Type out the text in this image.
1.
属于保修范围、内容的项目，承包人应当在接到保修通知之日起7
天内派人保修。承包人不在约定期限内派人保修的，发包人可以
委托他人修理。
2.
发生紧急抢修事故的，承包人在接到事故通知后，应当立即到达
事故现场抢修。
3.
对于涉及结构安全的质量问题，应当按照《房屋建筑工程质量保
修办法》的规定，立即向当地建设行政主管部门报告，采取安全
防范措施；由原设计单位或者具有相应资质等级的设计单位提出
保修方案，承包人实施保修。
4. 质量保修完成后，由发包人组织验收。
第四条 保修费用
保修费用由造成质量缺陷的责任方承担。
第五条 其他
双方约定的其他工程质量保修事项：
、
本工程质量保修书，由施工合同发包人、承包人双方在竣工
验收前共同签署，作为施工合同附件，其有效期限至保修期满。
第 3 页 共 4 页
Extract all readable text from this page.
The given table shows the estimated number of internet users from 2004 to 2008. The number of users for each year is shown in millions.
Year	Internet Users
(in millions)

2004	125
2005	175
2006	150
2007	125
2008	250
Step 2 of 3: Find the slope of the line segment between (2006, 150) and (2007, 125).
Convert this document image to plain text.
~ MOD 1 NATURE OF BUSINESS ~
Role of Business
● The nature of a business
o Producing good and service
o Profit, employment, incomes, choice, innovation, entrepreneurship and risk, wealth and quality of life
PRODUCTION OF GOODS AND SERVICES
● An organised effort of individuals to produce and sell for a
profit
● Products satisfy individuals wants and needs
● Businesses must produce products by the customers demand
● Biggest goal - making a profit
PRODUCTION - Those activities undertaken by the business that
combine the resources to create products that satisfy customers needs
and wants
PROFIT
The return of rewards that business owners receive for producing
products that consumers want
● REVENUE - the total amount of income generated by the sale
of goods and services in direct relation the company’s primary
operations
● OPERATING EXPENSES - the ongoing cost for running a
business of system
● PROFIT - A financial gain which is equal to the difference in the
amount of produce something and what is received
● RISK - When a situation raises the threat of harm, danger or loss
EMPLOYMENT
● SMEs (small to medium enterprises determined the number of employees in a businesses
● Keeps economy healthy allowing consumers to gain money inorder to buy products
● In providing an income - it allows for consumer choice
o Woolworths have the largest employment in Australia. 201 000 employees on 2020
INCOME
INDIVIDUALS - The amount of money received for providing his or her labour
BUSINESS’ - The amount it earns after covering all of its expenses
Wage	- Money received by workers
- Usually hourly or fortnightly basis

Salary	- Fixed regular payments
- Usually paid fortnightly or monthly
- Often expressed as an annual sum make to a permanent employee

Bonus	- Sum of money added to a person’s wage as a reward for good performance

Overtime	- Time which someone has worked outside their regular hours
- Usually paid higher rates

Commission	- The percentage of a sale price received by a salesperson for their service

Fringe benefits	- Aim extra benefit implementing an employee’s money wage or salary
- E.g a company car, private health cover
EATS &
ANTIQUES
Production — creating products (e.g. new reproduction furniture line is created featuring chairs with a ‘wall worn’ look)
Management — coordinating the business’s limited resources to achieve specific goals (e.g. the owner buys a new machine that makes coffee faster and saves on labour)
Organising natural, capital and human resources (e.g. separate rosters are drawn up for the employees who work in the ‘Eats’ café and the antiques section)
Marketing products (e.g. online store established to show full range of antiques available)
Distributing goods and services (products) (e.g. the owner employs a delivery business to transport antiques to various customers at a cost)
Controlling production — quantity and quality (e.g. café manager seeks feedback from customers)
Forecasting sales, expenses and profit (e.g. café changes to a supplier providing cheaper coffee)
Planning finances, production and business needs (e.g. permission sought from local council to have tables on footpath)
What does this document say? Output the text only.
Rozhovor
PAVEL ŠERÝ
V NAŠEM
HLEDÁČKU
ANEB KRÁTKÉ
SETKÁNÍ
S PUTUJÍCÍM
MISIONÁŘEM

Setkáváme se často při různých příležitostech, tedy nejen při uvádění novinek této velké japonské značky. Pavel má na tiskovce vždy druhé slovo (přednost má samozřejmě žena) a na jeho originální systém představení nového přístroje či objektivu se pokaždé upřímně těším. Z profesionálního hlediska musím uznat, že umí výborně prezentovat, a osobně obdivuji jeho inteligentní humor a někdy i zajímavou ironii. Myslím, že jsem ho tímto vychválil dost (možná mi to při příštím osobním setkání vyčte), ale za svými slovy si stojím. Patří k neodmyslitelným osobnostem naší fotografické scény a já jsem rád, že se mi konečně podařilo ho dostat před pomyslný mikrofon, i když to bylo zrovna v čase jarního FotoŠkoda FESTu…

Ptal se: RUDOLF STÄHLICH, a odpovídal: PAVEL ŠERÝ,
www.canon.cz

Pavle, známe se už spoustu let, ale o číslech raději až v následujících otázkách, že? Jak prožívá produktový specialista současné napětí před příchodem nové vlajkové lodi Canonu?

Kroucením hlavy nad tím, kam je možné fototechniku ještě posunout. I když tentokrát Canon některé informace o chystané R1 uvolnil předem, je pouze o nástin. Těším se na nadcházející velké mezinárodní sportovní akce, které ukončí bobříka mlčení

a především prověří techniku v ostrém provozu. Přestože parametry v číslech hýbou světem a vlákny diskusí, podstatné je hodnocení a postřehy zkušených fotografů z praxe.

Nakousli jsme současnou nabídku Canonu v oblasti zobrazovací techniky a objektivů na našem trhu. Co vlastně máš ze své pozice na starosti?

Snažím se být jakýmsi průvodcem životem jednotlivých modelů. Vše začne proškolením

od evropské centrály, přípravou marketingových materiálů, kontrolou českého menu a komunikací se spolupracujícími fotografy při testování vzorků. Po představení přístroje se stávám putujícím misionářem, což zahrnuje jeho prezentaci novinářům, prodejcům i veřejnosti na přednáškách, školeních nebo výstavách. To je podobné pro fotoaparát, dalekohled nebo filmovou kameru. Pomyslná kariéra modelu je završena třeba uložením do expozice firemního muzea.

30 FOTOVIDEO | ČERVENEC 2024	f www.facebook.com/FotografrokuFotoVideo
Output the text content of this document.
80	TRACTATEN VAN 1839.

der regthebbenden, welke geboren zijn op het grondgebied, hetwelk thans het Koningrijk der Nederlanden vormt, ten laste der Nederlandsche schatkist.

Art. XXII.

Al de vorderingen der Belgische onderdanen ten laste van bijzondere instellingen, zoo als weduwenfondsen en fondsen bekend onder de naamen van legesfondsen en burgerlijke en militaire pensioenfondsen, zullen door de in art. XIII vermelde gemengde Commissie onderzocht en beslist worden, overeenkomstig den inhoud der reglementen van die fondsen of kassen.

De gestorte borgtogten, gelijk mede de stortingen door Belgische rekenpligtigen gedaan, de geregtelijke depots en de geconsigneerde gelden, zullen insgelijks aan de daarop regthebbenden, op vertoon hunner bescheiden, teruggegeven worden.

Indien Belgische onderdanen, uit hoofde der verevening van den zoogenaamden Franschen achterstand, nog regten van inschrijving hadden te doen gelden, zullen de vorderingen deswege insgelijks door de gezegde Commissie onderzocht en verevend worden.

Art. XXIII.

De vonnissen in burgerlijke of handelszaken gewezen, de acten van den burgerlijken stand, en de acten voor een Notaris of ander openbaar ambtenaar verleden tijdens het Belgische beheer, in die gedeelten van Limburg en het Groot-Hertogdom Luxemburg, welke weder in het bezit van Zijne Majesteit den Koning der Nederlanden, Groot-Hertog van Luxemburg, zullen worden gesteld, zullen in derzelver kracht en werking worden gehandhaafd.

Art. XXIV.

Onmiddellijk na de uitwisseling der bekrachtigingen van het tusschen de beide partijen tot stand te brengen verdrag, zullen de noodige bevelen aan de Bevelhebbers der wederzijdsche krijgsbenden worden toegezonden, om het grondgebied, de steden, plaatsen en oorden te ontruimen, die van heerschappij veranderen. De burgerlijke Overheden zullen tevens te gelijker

=====

STATED EXERCISE: Write out the complete set of records exactly as given.

RESPONSE TO THE TASK:
Type out the text in this image.
1.
属于保修范围、内容的项目，承包人应当在接到保修通知之日起7
天内派人保修。承包人不在约定期限内派人保修的，发包人可以
委托他人修理。
2.
发生紧急抢修事故的，承包人在接到事故通知后，应当立即到达
事故现场抢修。
3.
对于涉及结构安全的质量问题，应当按照《房屋建筑工程质量保
修办法》的规定，立即向当地建设行政主管部门报告，采取安全
防范措施；由原设计单位或者具有相应资质等级的设计单位提出
保修方案，承包人实施保修。
4. 质量保修完成后，由发包人组织验收。
第四条 保修费用
保修费用由造成质量缺陷的责任方承担。
第五条 其他
双方约定的其他工程质量保修事项：
、
本工程质量保修书，由施工合同发包人、承包人双方在竣工
验收前共同签署，作为施工合同附件，其有效期限至保修期满。
第 3 页 共 4 页
Extract all readable text from this page.
The given table shows the estimated number of internet users from 2004 to 2008. The number of users for each year is shown in millions.
Year	Internet Users
(in millions)

2004	125
2005	175
2006	150
2007	125
2008	250
Step 2 of 3: Find the slope of the line segment between (2006, 150) and (2007, 125).
Convert this document image to plain text.
~ MOD 1 NATURE OF BUSINESS ~
Role of Business
● The nature of a business
o Producing good and service
o Profit, employment, incomes, choice, innovation, entrepreneurship and risk, wealth and quality of life
PRODUCTION OF GOODS AND SERVICES
● An organised effort of individuals to produce and sell for a
profit
● Products satisfy individuals wants and needs
● Businesses must produce products by the customers demand
● Biggest goal - making a profit
PRODUCTION - Those activities undertaken by the business that
combine the resources to create products that satisfy customers needs
and wants
PROFIT
The return of rewards that business owners receive for producing
products that consumers want
● REVENUE - the total amount of income generated by the sale
of goods and services in direct relation the company’s primary
operations
● OPERATING EXPENSES - the ongoing cost for running a
business of system
● PROFIT - A financial gain which is equal to the difference in the
amount of produce something and what is received
● RISK - When a situation raises the threat of harm, danger or loss
EMPLOYMENT
● SMEs (small to medium enterprises determined the number of employees in a businesses
● Keeps economy healthy allowing consumers to gain money inorder to buy products
● In providing an income - it allows for consumer choice
o Woolworths have the largest employment in Australia. 201 000 employees on 2020
INCOME
INDIVIDUALS - The amount of money received for providing his or her labour
BUSINESS’ - The amount it earns after covering all of its expenses
Wage	- Money received by workers
- Usually hourly or fortnightly basis

Salary	- Fixed regular payments
- Usually paid fortnightly or monthly
- Often expressed as an annual sum make to a permanent employee

Bonus	- Sum of money added to a person’s wage as a reward for good performance

Overtime	- Time which someone has worked outside their regular hours
- Usually paid higher rates

Commission	- The percentage of a sale price received by a salesperson for their service

Fringe benefits	- Aim extra benefit implementing an employee’s money wage or salary
- E.g a company car, private health cover
EATS &
ANTIQUES
Production — creating products (e.g. new reproduction furniture line is created featuring chairs with a ‘wall worn’ look)
Management — coordinating the business’s limited resources to achieve specific goals (e.g. the owner buys a new machine that makes coffee faster and saves on labour)
Organising natural, capital and human resources (e.g. separate rosters are drawn up for the employees who work in the ‘Eats’ café and the antiques section)
Marketing products (e.g. online store established to show full range of antiques available)
Distributing goods and services (products) (e.g. the owner employs a delivery business to transport antiques to various customers at a cost)
Controlling production — quantity and quality (e.g. café manager seeks feedback from customers)
Forecasting sales, expenses and profit (e.g. café changes to a supplier providing cheaper coffee)
Planning finances, production and business needs (e.g. permission sought from local council to have tables on footpath)
What does this document say? Output the text only.
Rozhovor
PAVEL ŠERÝ
V NAŠEM
HLEDÁČKU
ANEB KRÁTKÉ
SETKÁNÍ
S PUTUJÍCÍM
MISIONÁŘEM

Setkáváme se často při různých příležitostech, tedy nejen při uvádění novinek této velké japonské značky. Pavel má na tiskovce vždy druhé slovo (přednost má samozřejmě žena) a na jeho originální systém představení nového přístroje či objektivu se pokaždé upřímně těším. Z profesionálního hlediska musím uznat, že umí výborně prezentovat, a osobně obdivuji jeho inteligentní humor a někdy i zajímavou ironii. Myslím, že jsem ho tímto vychválil dost (možná mi to při příštím osobním setkání vyčte), ale za svými slovy si stojím. Patří k neodmyslitelným osobnostem naší fotografické scény a já jsem rád, že se mi konečně podařilo ho dostat před pomyslný mikrofon, i když to bylo zrovna v čase jarního FotoŠkoda FESTu…

Ptal se: RUDOLF STÄHLICH, a odpovídal: PAVEL ŠERÝ,
www.canon.cz

Pavle, známe se už spoustu let, ale o číslech raději až v následujících otázkách, že? Jak prožívá produktový specialista současné napětí před příchodem nové vlajkové lodi Canonu?

Kroucením hlavy nad tím, kam je možné fototechniku ještě posunout. I když tentokrát Canon některé informace o chystané R1 uvolnil předem, je pouze o nástin. Těším se na nadcházející velké mezinárodní sportovní akce, které ukončí bobříka mlčení

a především prověří techniku v ostrém provozu. Přestože parametry v číslech hýbou světem a vlákny diskusí, podstatné je hodnocení a postřehy zkušených fotografů z praxe.

Nakousli jsme současnou nabídku Canonu v oblasti zobrazovací techniky a objektivů na našem trhu. Co vlastně máš ze své pozice na starosti?

Snažím se být jakýmsi průvodcem životem jednotlivých modelů. Vše začne proškolením

od evropské centrály, přípravou marketingových materiálů, kontrolou českého menu a komunikací se spolupracujícími fotografy při testování vzorků. Po představení přístroje se stávám putujícím misionářem, což zahrnuje jeho prezentaci novinářům, prodejcům i veřejnosti na přednáškách, školeních nebo výstavách. To je podobné pro fotoaparát, dalekohled nebo filmovou kameru. Pomyslná kariéra modelu je završena třeba uložením do expozice firemního muzea.

30 FOTOVIDEO | ČERVENEC 2024	f www.facebook.com/FotografrokuFotoVideo
Output the text content of this document.
80	TRACTATEN VAN 1839.

der regthebbenden, welke geboren zijn op het grondgebied, hetwelk thans het Koningrijk der Nederlanden vormt, ten laste der Nederlandsche schatkist.

Art. XXII.

Al de vorderingen der Belgische onderdanen ten laste van bijzondere instellingen, zoo als weduwenfondsen en fondsen bekend onder de naamen van legesfondsen en burgerlijke en militaire pensioenfondsen, zullen door de in art. XIII vermelde gemengde Commissie onderzocht en beslist worden, overeenkomstig den inhoud der reglementen van die fondsen of kassen.

De gestorte borgtogten, gelijk mede de stortingen door Belgische rekenpligtigen gedaan, de geregtelijke depots en de geconsigneerde gelden, zullen insgelijks aan de daarop regthebbenden, op vertoon hunner bescheiden, teruggegeven worden.

Indien Belgische onderdanen, uit hoofde der verevening van den zoogenaamden Franschen achterstand, nog regten van inschrijving hadden te doen gelden, zullen de vorderingen deswege insgelijks door de gezegde Commissie onderzocht en verevend worden.

Art. XXIII.

De vonnissen in burgerlijke of handelszaken gewezen, de acten van den burgerlijken stand, en de acten voor een Notaris of ander openbaar ambtenaar verleden tijdens het Belgische beheer, in die gedeelten van Limburg en het Groot-Hertogdom Luxemburg, welke weder in het bezit van Zijne Majesteit den Koning der Nederlanden, Groot-Hertog van Luxemburg, zullen worden gesteld, zullen in derzelver kracht en werking worden gehandhaafd.

Art. XXIV.

Onmiddellijk na de uitwisseling der bekrachtigingen van het tusschen de beide partijen tot stand te brengen verdrag, zullen de noodige bevelen aan de Bevelhebbers der wederzijdsche krijgsbenden worden toegezonden, om het grondgebied, de steden, plaatsen en oorden te ontruimen, die van heerschappij veranderen. De burgerlijke Overheden zullen tevens te gelijker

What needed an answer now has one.